:: WHAT IS EXPECTED ::
Skip the images and return the records below exactly.

:: INPUT RECORDS ::
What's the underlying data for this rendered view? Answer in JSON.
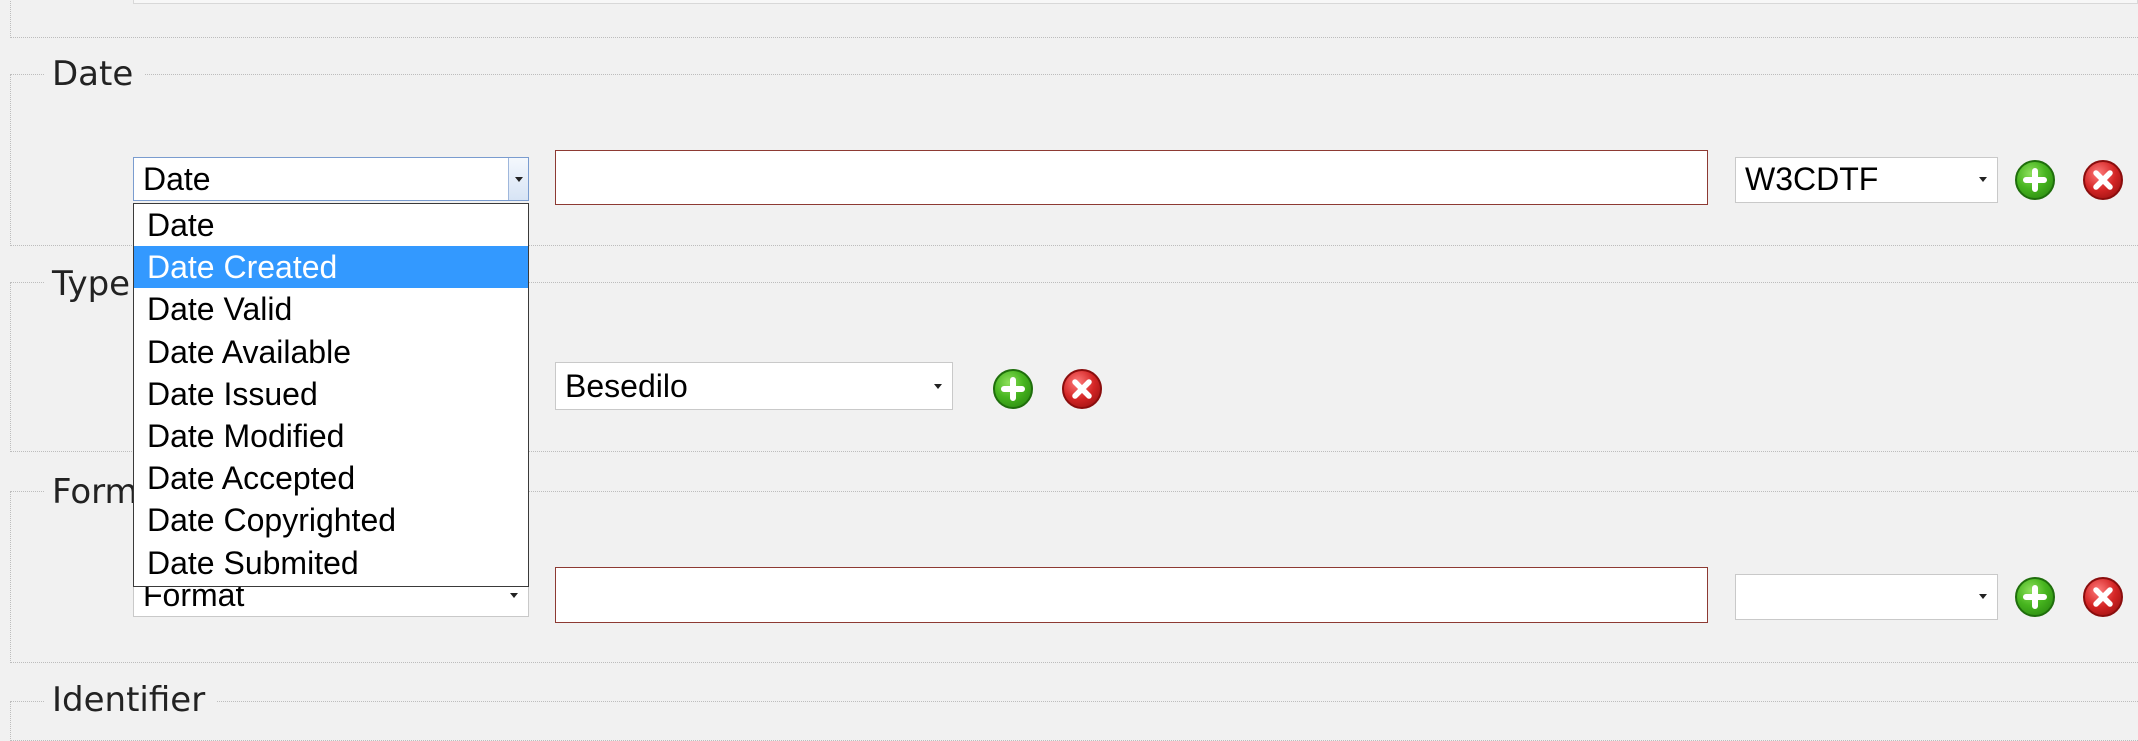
{
  "sections": {
    "date": {
      "legend": "Date"
    },
    "type": {
      "legend": "Type"
    },
    "format": {
      "legend": "Form"
    },
    "identifier": {
      "legend": "Identifier"
    }
  },
  "date_row": {
    "qualifier_select": "Date",
    "value_input": "",
    "scheme_select": "W3CDTF"
  },
  "type_row": {
    "type_select": "Besedilo"
  },
  "format_row": {
    "qualifier_select": "Format",
    "value_input": "",
    "scheme_select": ""
  },
  "dropdown": {
    "options": [
      "Date",
      "Date Created",
      "Date Valid",
      "Date Available",
      "Date Issued",
      "Date Modified",
      "Date Accepted",
      "Date Copyrighted",
      "Date Submited"
    ],
    "highlighted": "Date Created"
  },
  "icons": {
    "add": "plus-circle-icon",
    "remove": "x-circle-icon"
  },
  "colors": {
    "highlight": "#3399ff",
    "add_button": "#47b51f",
    "remove_button": "#d42525",
    "input_border": "#8d3a33"
  }
}
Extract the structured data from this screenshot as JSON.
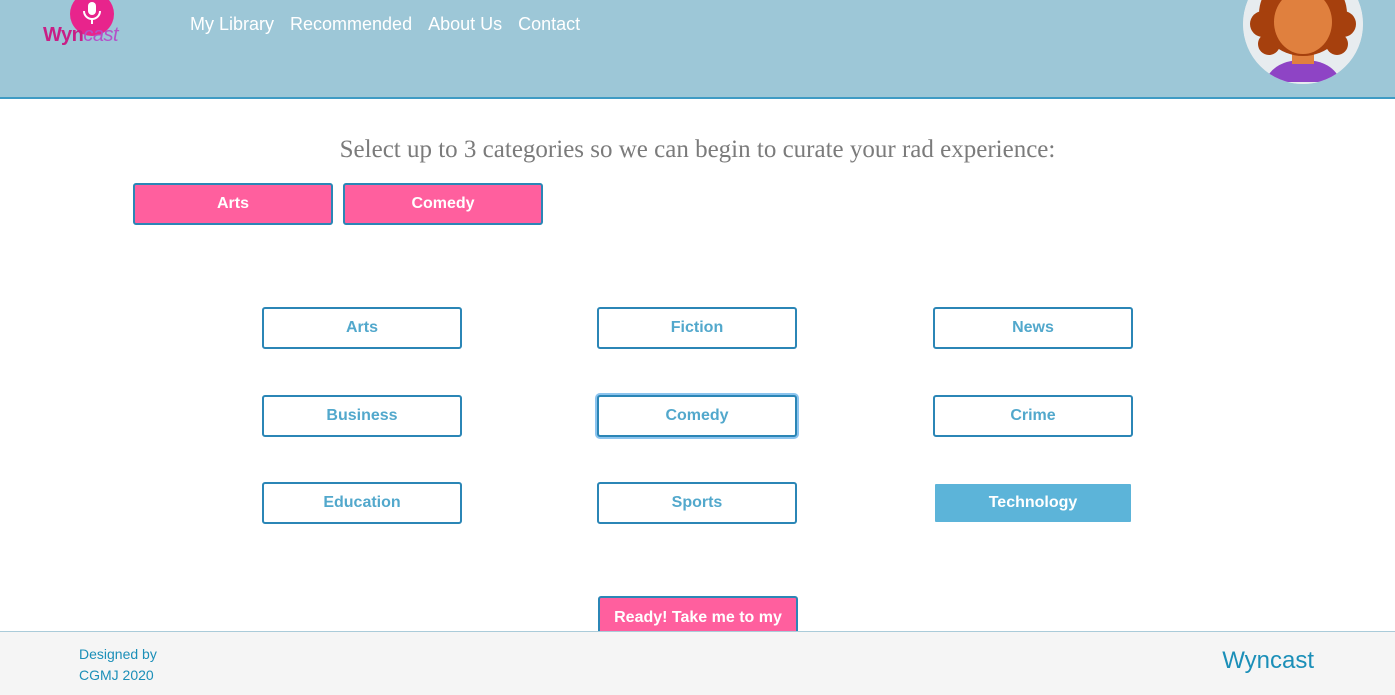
{
  "header": {
    "logo_text_main": "Wyn",
    "logo_text_accent": "cast",
    "nav": [
      {
        "label": "My Library"
      },
      {
        "label": "Recommended"
      },
      {
        "label": "About Us"
      },
      {
        "label": "Contact"
      }
    ]
  },
  "main": {
    "prompt": "Select up to 3 categories so we can begin to curate your rad experience:",
    "selected": [
      "Arts",
      "Comedy"
    ],
    "categories": [
      "Arts",
      "Fiction",
      "News",
      "Business",
      "Comedy",
      "Crime",
      "Education",
      "Sports",
      "Technology"
    ],
    "ready_label": "Ready! Take me to my"
  },
  "footer": {
    "credit": "Designed by CGMJ 2020",
    "brand": "Wyncast"
  },
  "colors": {
    "header_bg": "#9dc7d7",
    "accent_pink": "#ff5f9e",
    "accent_blue": "#2b86b6",
    "category_text": "#52a8cc",
    "filled_category": "#5cb4d9",
    "footer_text": "#1b8fb8"
  },
  "icons": {
    "logo": "podcast-microphone-icon",
    "avatar": "user-avatar"
  }
}
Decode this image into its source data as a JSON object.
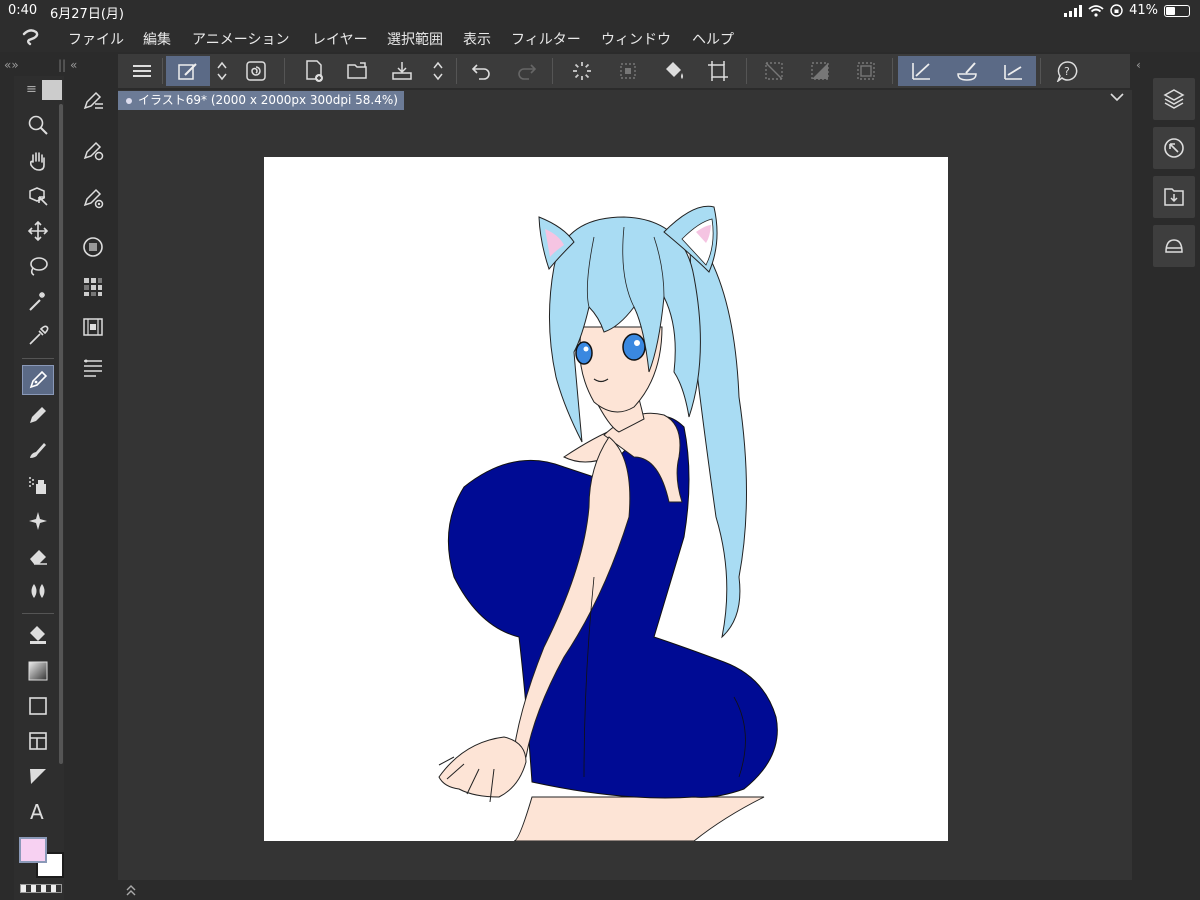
{
  "status": {
    "time": "0:40",
    "date": "6月27日(月)",
    "battery": "41%",
    "battery_level": 0.41
  },
  "menu": [
    "ファイル",
    "編集",
    "アニメーション",
    "レイヤー",
    "選択範囲",
    "表示",
    "フィルター",
    "ウィンドウ",
    "ヘルプ"
  ],
  "document": {
    "tab_label": "イラスト69* (2000 x 2000px 300dpi 58.4%)",
    "zoom": "58.4%"
  },
  "colors": {
    "accent": "#5b6a86",
    "main_color": "#f7d1f2",
    "sub_color": "#ffffff",
    "hair": "#a9dcf3",
    "swimsuit": "#000b94",
    "skin": "#fde4d6"
  },
  "tools": [
    "zoom-icon",
    "hand-icon",
    "object-icon",
    "move-icon",
    "lasso-icon",
    "magic-wand-icon",
    "eyedropper-icon",
    "pen-icon",
    "pencil-icon",
    "brush-icon",
    "airbrush-icon",
    "decoration-icon",
    "eraser-icon",
    "blend-icon",
    "fill-icon",
    "gradient-icon",
    "shape-icon",
    "frame-icon",
    "ruler-icon",
    "text-icon"
  ],
  "subtools": [
    "subtool-pen-icon",
    "subtool-settings-icon",
    "subtool-detail-icon",
    "color-circle-icon",
    "color-set-icon",
    "timeline-icon",
    "layer-property-icon"
  ],
  "command_icons": [
    "menu-icon",
    "modify-icon",
    "spinner-icon",
    "scroll-icon",
    "new-icon",
    "open-icon",
    "save-icon",
    "updown-icon",
    "undo-icon",
    "redo-icon",
    "loading-icon",
    "transform-icon",
    "fill-command-icon",
    "crop-icon",
    "deselect-icon",
    "invert-icon",
    "border-icon",
    "vector-snap-icon",
    "brush-snap-icon",
    "ruler-snap-icon",
    "help-icon"
  ],
  "right_panel": [
    "layer-icon",
    "navigator-icon",
    "download-icon",
    "material-icon"
  ]
}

:: REPLY ::
What's the underlying data for this rendered view? Answer in JSON.
{
  "sections": {
    "date": {
      "legend": "Date"
    },
    "type": {
      "legend": "Type"
    },
    "format": {
      "legend": "Form"
    },
    "identifier": {
      "legend": "Identifier"
    }
  },
  "date_row": {
    "qualifier_select": "Date",
    "value_input": "",
    "scheme_select": "W3CDTF"
  },
  "type_row": {
    "type_select": "Besedilo"
  },
  "format_row": {
    "qualifier_select": "Format",
    "value_input": "",
    "scheme_select": ""
  },
  "dropdown": {
    "options": [
      "Date",
      "Date Created",
      "Date Valid",
      "Date Available",
      "Date Issued",
      "Date Modified",
      "Date Accepted",
      "Date Copyrighted",
      "Date Submited"
    ],
    "highlighted": "Date Created"
  },
  "icons": {
    "add": "plus-circle-icon",
    "remove": "x-circle-icon"
  },
  "colors": {
    "highlight": "#3399ff",
    "add_button": "#47b51f",
    "remove_button": "#d42525",
    "input_border": "#8d3a33"
  }
}
Extract the structured data from this screenshot as JSON.
{
  "header": {
    "logo_text_main": "Wyn",
    "logo_text_accent": "cast",
    "nav": [
      {
        "label": "My Library"
      },
      {
        "label": "Recommended"
      },
      {
        "label": "About Us"
      },
      {
        "label": "Contact"
      }
    ]
  },
  "main": {
    "prompt": "Select up to 3 categories so we can begin to curate your rad experience:",
    "selected": [
      "Arts",
      "Comedy"
    ],
    "categories": [
      "Arts",
      "Fiction",
      "News",
      "Business",
      "Comedy",
      "Crime",
      "Education",
      "Sports",
      "Technology"
    ],
    "ready_label": "Ready! Take me to my"
  },
  "footer": {
    "credit": "Designed by CGMJ 2020",
    "brand": "Wyncast"
  },
  "colors": {
    "header_bg": "#9dc7d7",
    "accent_pink": "#ff5f9e",
    "accent_blue": "#2b86b6",
    "category_text": "#52a8cc",
    "filled_category": "#5cb4d9",
    "footer_text": "#1b8fb8"
  },
  "icons": {
    "logo": "podcast-microphone-icon",
    "avatar": "user-avatar"
  }
}
Decode this image into its source data as a JSON object.
{
  "status": {
    "time": "0:40",
    "date": "6月27日(月)",
    "battery": "41%",
    "battery_level": 0.41
  },
  "menu": [
    "ファイル",
    "編集",
    "アニメーション",
    "レイヤー",
    "選択範囲",
    "表示",
    "フィルター",
    "ウィンドウ",
    "ヘルプ"
  ],
  "document": {
    "tab_label": "イラスト69* (2000 x 2000px 300dpi 58.4%)",
    "zoom": "58.4%"
  },
  "colors": {
    "accent": "#5b6a86",
    "main_color": "#f7d1f2",
    "sub_color": "#ffffff",
    "hair": "#a9dcf3",
    "swimsuit": "#000b94",
    "skin": "#fde4d6"
  },
  "tools": [
    "zoom-icon",
    "hand-icon",
    "object-icon",
    "move-icon",
    "lasso-icon",
    "magic-wand-icon",
    "eyedropper-icon",
    "pen-icon",
    "pencil-icon",
    "brush-icon",
    "airbrush-icon",
    "decoration-icon",
    "eraser-icon",
    "blend-icon",
    "fill-icon",
    "gradient-icon",
    "shape-icon",
    "frame-icon",
    "ruler-icon",
    "text-icon"
  ],
  "subtools": [
    "subtool-pen-icon",
    "subtool-settings-icon",
    "subtool-detail-icon",
    "color-circle-icon",
    "color-set-icon",
    "timeline-icon",
    "layer-property-icon"
  ],
  "command_icons": [
    "menu-icon",
    "modify-icon",
    "spinner-icon",
    "scroll-icon",
    "new-icon",
    "open-icon",
    "save-icon",
    "updown-icon",
    "undo-icon",
    "redo-icon",
    "loading-icon",
    "transform-icon",
    "fill-command-icon",
    "crop-icon",
    "deselect-icon",
    "invert-icon",
    "border-icon",
    "vector-snap-icon",
    "brush-snap-icon",
    "ruler-snap-icon",
    "help-icon"
  ],
  "right_panel": [
    "layer-icon",
    "navigator-icon",
    "download-icon",
    "material-icon"
  ]
}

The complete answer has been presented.